STATED TASK: Check each line of the entries below for the string "JSON"; copy every line where it appears.

RECORDED INFORMATION:
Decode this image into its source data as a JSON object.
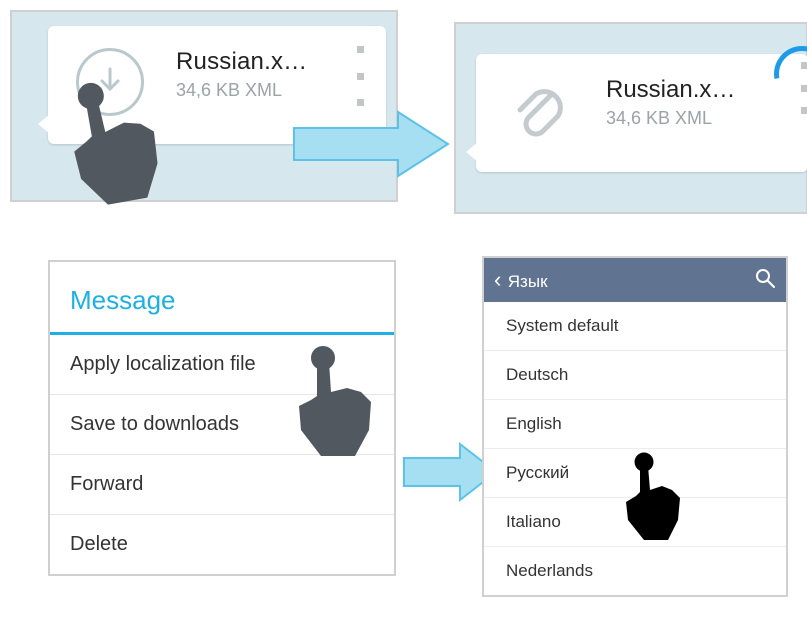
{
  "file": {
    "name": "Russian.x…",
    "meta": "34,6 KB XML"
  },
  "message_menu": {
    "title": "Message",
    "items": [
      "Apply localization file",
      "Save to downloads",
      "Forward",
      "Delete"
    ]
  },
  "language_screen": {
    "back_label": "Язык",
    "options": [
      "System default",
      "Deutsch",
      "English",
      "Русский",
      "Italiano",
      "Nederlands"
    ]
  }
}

---

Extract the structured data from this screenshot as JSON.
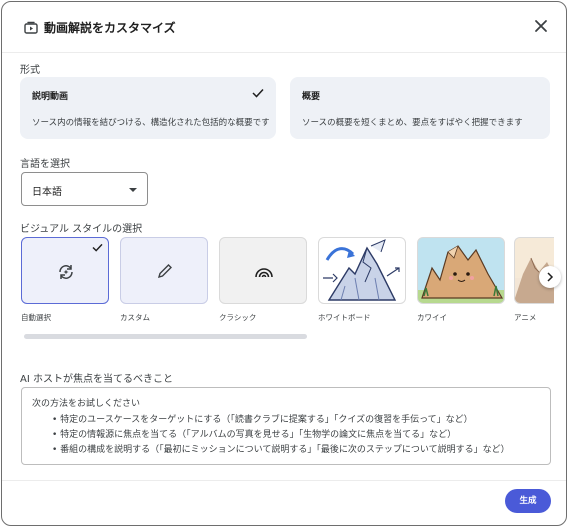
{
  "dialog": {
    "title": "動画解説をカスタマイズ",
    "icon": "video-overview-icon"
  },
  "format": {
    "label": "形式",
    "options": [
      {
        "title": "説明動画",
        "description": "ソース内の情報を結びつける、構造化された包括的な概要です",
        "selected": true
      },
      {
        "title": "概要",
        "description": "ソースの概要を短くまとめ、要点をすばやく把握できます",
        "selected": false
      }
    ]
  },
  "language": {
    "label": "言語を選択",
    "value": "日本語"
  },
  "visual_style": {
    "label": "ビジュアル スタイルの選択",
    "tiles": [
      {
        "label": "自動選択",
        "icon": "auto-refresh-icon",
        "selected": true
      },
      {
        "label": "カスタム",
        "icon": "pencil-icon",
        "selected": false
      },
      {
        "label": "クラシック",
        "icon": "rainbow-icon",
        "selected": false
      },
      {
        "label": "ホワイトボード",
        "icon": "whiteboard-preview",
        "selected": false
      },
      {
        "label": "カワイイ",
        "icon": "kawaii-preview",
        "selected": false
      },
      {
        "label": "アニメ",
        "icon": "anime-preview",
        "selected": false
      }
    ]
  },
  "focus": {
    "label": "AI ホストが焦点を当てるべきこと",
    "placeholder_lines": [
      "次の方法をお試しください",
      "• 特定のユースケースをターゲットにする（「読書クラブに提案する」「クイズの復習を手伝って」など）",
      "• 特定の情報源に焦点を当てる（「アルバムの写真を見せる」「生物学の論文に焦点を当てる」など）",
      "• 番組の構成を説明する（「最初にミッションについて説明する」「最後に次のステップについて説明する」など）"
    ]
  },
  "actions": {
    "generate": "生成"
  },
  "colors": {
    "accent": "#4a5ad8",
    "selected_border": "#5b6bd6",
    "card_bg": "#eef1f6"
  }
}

REPLY TO THE TASK:
Decode this image into its source data as a JSON object.
Extract the structured data from this screenshot as JSON.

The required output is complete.